(Stored data entries)
⁂
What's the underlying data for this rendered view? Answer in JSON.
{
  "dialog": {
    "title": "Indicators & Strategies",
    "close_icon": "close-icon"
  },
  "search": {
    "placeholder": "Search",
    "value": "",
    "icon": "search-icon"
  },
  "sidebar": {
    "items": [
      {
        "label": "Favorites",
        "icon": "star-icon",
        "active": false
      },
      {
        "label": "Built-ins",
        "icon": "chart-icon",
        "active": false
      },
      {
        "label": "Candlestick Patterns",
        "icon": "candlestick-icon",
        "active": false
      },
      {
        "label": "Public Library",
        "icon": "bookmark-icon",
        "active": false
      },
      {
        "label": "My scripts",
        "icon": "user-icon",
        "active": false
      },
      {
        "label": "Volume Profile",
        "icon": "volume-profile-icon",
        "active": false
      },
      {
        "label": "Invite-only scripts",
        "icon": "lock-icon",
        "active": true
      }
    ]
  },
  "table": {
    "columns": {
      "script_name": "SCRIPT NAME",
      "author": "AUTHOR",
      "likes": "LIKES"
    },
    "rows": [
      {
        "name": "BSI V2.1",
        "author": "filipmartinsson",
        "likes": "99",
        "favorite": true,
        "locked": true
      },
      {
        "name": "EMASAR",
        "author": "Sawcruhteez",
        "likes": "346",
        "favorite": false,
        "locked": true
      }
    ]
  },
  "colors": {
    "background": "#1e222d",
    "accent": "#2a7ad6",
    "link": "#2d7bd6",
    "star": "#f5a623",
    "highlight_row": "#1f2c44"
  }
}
⁂
Written instruction:
In the records above, collect each line with "author".

Exercise result:
      "author": "AUTHOR",
        "author": "filipmartinsson",
        "author": "Sawcruhteez",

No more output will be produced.